→ Requirements:
Your task is to copy the material exactly.

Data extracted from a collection
--------------------

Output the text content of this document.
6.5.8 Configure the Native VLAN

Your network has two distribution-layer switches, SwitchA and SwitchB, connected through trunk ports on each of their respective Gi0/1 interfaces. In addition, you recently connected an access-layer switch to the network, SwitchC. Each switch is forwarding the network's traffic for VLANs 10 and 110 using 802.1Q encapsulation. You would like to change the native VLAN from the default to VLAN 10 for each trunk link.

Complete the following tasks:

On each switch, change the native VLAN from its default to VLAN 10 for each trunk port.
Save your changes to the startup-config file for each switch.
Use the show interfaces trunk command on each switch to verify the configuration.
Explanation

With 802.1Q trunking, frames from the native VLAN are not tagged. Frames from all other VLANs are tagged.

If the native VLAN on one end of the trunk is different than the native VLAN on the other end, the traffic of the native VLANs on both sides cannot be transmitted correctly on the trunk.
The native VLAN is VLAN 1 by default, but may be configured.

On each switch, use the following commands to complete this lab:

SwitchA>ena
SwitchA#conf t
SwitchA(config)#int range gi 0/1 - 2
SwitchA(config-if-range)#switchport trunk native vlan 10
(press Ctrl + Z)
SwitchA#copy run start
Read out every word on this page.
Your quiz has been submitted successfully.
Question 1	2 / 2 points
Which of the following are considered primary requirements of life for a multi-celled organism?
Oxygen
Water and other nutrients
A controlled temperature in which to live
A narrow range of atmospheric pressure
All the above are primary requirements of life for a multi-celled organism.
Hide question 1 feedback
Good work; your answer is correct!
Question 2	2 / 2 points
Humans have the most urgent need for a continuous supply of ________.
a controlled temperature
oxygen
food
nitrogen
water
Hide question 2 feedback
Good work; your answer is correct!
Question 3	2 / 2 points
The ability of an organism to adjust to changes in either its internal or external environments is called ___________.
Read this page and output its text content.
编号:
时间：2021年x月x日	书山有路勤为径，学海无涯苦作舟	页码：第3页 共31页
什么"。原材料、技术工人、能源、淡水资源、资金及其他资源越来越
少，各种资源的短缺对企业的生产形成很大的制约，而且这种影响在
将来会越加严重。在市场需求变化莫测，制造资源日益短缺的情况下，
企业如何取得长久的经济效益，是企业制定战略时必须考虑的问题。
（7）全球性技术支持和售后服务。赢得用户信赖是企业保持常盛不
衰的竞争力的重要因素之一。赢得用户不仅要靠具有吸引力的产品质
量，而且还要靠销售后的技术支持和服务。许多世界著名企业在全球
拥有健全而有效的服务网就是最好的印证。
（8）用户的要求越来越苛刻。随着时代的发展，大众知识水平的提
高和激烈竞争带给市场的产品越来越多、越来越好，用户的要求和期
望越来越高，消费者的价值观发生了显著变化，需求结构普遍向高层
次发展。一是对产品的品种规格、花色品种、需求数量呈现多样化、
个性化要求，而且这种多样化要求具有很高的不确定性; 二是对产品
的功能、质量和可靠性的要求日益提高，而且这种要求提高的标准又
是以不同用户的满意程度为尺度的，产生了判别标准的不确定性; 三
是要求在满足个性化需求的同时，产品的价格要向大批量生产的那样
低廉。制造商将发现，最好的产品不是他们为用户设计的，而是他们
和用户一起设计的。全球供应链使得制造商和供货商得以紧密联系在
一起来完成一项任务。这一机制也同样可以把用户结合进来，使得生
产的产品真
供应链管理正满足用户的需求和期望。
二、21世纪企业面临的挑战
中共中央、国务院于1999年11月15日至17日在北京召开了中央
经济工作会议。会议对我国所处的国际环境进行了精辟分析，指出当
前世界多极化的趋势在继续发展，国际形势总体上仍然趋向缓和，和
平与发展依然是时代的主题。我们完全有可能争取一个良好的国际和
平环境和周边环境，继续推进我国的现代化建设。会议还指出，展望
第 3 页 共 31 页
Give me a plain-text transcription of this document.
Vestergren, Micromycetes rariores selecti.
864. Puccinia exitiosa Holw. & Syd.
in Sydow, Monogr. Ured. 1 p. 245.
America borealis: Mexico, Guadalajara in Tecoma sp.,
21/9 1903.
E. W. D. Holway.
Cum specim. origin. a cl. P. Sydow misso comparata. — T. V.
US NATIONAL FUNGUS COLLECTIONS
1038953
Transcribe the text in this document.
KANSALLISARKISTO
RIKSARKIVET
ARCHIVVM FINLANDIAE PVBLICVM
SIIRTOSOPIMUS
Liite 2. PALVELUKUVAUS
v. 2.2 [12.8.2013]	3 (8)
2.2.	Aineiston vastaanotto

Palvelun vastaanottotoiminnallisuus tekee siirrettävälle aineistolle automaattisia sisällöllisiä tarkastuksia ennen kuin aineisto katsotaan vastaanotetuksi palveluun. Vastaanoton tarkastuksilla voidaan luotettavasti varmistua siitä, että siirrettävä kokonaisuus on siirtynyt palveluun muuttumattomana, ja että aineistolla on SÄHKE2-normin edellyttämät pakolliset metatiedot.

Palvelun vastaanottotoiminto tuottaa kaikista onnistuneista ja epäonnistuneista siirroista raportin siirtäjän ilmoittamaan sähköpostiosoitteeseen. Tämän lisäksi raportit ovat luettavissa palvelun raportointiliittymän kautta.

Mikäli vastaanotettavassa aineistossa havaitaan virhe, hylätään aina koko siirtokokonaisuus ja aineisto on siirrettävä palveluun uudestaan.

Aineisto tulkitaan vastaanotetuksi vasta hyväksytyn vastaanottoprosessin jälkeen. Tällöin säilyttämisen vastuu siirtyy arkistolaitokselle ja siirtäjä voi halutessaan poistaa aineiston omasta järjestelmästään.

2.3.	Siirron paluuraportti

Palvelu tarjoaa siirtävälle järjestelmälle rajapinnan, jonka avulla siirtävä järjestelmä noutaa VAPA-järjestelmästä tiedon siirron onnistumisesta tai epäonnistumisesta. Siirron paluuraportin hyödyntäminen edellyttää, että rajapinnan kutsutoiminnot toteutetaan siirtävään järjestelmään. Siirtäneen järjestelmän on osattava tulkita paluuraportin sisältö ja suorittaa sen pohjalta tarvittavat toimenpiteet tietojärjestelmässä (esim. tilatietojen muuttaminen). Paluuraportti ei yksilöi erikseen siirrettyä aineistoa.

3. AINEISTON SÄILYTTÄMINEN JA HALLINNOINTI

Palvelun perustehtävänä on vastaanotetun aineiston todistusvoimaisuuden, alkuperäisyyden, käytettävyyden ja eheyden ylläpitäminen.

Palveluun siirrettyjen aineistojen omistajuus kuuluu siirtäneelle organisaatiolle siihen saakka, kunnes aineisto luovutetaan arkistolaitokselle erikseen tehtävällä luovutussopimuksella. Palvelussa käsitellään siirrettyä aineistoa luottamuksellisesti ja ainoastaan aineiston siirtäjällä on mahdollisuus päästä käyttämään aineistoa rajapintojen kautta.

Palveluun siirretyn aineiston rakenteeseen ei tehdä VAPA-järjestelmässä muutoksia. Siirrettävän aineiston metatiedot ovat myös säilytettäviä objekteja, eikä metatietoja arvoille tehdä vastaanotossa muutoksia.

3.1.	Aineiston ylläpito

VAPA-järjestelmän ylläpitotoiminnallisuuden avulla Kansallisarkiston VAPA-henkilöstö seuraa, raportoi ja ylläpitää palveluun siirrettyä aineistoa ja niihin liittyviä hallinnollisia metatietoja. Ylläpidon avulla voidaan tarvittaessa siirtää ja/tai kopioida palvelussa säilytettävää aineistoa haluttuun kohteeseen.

--------------------

→ Task answer:
Output the text content of this document.
6.5.8 Configure the Native VLAN

Your network has two distribution-layer switches, SwitchA and SwitchB, connected through trunk ports on each of their respective Gi0/1 interfaces. In addition, you recently connected an access-layer switch to the network, SwitchC. Each switch is forwarding the network's traffic for VLANs 10 and 110 using 802.1Q encapsulation. You would like to change the native VLAN from the default to VLAN 10 for each trunk link.

Complete the following tasks:

On each switch, change the native VLAN from its default to VLAN 10 for each trunk port.
Save your changes to the startup-config file for each switch.
Use the show interfaces trunk command on each switch to verify the configuration.
Explanation

With 802.1Q trunking, frames from the native VLAN are not tagged. Frames from all other VLANs are tagged.

If the native VLAN on one end of the trunk is different than the native VLAN on the other end, the traffic of the native VLANs on both sides cannot be transmitted correctly on the trunk.
The native VLAN is VLAN 1 by default, but may be configured.

On each switch, use the following commands to complete this lab:

SwitchA>ena
SwitchA#conf t
SwitchA(config)#int range gi 0/1 - 2
SwitchA(config-if-range)#switchport trunk native vlan 10
(press Ctrl + Z)
SwitchA#copy run start
Read out every word on this page.
Your quiz has been submitted successfully.
Question 1	2 / 2 points
Which of the following are considered primary requirements of life for a multi-celled organism?
Oxygen
Water and other nutrients
A controlled temperature in which to live
A narrow range of atmospheric pressure
All the above are primary requirements of life for a multi-celled organism.
Hide question 1 feedback
Good work; your answer is correct!
Question 2	2 / 2 points
Humans have the most urgent need for a continuous supply of ________.
a controlled temperature
oxygen
food
nitrogen
water
Hide question 2 feedback
Good work; your answer is correct!
Question 3	2 / 2 points
The ability of an organism to adjust to changes in either its internal or external environments is called ___________.
Read this page and output its text content.
编号:
时间：2021年x月x日	书山有路勤为径，学海无涯苦作舟	页码：第3页 共31页
什么"。原材料、技术工人、能源、淡水资源、资金及其他资源越来越
少，各种资源的短缺对企业的生产形成很大的制约，而且这种影响在
将来会越加严重。在市场需求变化莫测，制造资源日益短缺的情况下，
企业如何取得长久的经济效益，是企业制定战略时必须考虑的问题。
（7）全球性技术支持和售后服务。赢得用户信赖是企业保持常盛不
衰的竞争力的重要因素之一。赢得用户不仅要靠具有吸引力的产品质
量，而且还要靠销售后的技术支持和服务。许多世界著名企业在全球
拥有健全而有效的服务网就是最好的印证。
（8）用户的要求越来越苛刻。随着时代的发展，大众知识水平的提
高和激烈竞争带给市场的产品越来越多、越来越好，用户的要求和期
望越来越高，消费者的价值观发生了显著变化，需求结构普遍向高层
次发展。一是对产品的品种规格、花色品种、需求数量呈现多样化、
个性化要求，而且这种多样化要求具有很高的不确定性; 二是对产品
的功能、质量和可靠性的要求日益提高，而且这种要求提高的标准又
是以不同用户的满意程度为尺度的，产生了判别标准的不确定性; 三
是要求在满足个性化需求的同时，产品的价格要向大批量生产的那样
低廉。制造商将发现，最好的产品不是他们为用户设计的，而是他们
和用户一起设计的。全球供应链使得制造商和供货商得以紧密联系在
一起来完成一项任务。这一机制也同样可以把用户结合进来，使得生
产的产品真
供应链管理正满足用户的需求和期望。
二、21世纪企业面临的挑战
中共中央、国务院于1999年11月15日至17日在北京召开了中央
经济工作会议。会议对我国所处的国际环境进行了精辟分析，指出当
前世界多极化的趋势在继续发展，国际形势总体上仍然趋向缓和，和
平与发展依然是时代的主题。我们完全有可能争取一个良好的国际和
平环境和周边环境，继续推进我国的现代化建设。会议还指出，展望
第 3 页 共 31 页
Give me a plain-text transcription of this document.
Vestergren, Micromycetes rariores selecti.
864. Puccinia exitiosa Holw. & Syd.
in Sydow, Monogr. Ured. 1 p. 245.
America borealis: Mexico, Guadalajara in Tecoma sp.,
21/9 1903.
E. W. D. Holway.
Cum specim. origin. a cl. P. Sydow misso comparata. — T. V.
US NATIONAL FUNGUS COLLECTIONS
1038953
Transcribe the text in this document.
KANSALLISARKISTO
RIKSARKIVET
ARCHIVVM FINLANDIAE PVBLICVM
SIIRTOSOPIMUS
Liite 2. PALVELUKUVAUS
v. 2.2 [12.8.2013]	3 (8)
2.2.	Aineiston vastaanotto

Palvelun vastaanottotoiminnallisuus tekee siirrettävälle aineistolle automaattisia sisällöllisiä tarkastuksia ennen kuin aineisto katsotaan vastaanotetuksi palveluun. Vastaanoton tarkastuksilla voidaan luotettavasti varmistua siitä, että siirrettävä kokonaisuus on siirtynyt palveluun muuttumattomana, ja että aineistolla on SÄHKE2-normin edellyttämät pakolliset metatiedot.

Palvelun vastaanottotoiminto tuottaa kaikista onnistuneista ja epäonnistuneista siirroista raportin siirtäjän ilmoittamaan sähköpostiosoitteeseen. Tämän lisäksi raportit ovat luettavissa palvelun raportointiliittymän kautta.

Mikäli vastaanotettavassa aineistossa havaitaan virhe, hylätään aina koko siirtokokonaisuus ja aineisto on siirrettävä palveluun uudestaan.

Aineisto tulkitaan vastaanotetuksi vasta hyväksytyn vastaanottoprosessin jälkeen. Tällöin säilyttämisen vastuu siirtyy arkistolaitokselle ja siirtäjä voi halutessaan poistaa aineiston omasta järjestelmästään.

2.3.	Siirron paluuraportti

Palvelu tarjoaa siirtävälle järjestelmälle rajapinnan, jonka avulla siirtävä järjestelmä noutaa VAPA-järjestelmästä tiedon siirron onnistumisesta tai epäonnistumisesta. Siirron paluuraportin hyödyntäminen edellyttää, että rajapinnan kutsutoiminnot toteutetaan siirtävään järjestelmään. Siirtäneen järjestelmän on osattava tulkita paluuraportin sisältö ja suorittaa sen pohjalta tarvittavat toimenpiteet tietojärjestelmässä (esim. tilatietojen muuttaminen). Paluuraportti ei yksilöi erikseen siirrettyä aineistoa.

3. AINEISTON SÄILYTTÄMINEN JA HALLINNOINTI

Palvelun perustehtävänä on vastaanotetun aineiston todistusvoimaisuuden, alkuperäisyyden, käytettävyyden ja eheyden ylläpitäminen.

Palveluun siirrettyjen aineistojen omistajuus kuuluu siirtäneelle organisaatiolle siihen saakka, kunnes aineisto luovutetaan arkistolaitokselle erikseen tehtävällä luovutussopimuksella. Palvelussa käsitellään siirrettyä aineistoa luottamuksellisesti ja ainoastaan aineiston siirtäjällä on mahdollisuus päästä käyttämään aineistoa rajapintojen kautta.

Palveluun siirretyn aineiston rakenteeseen ei tehdä VAPA-järjestelmässä muutoksia. Siirrettävän aineiston metatiedot ovat myös säilytettäviä objekteja, eikä metatietoja arvoille tehdä vastaanotossa muutoksia.

3.1.	Aineiston ylläpito

VAPA-järjestelmän ylläpitotoiminnallisuuden avulla Kansallisarkiston VAPA-henkilöstö seuraa, raportoi ja ylläpitää palveluun siirrettyä aineistoa ja niihin liittyviä hallinnollisia metatietoja. Ylläpidon avulla voidaan tarvittaessa siirtää ja/tai kopioida palvelussa säilytettävää aineistoa haluttuun kohteeseen.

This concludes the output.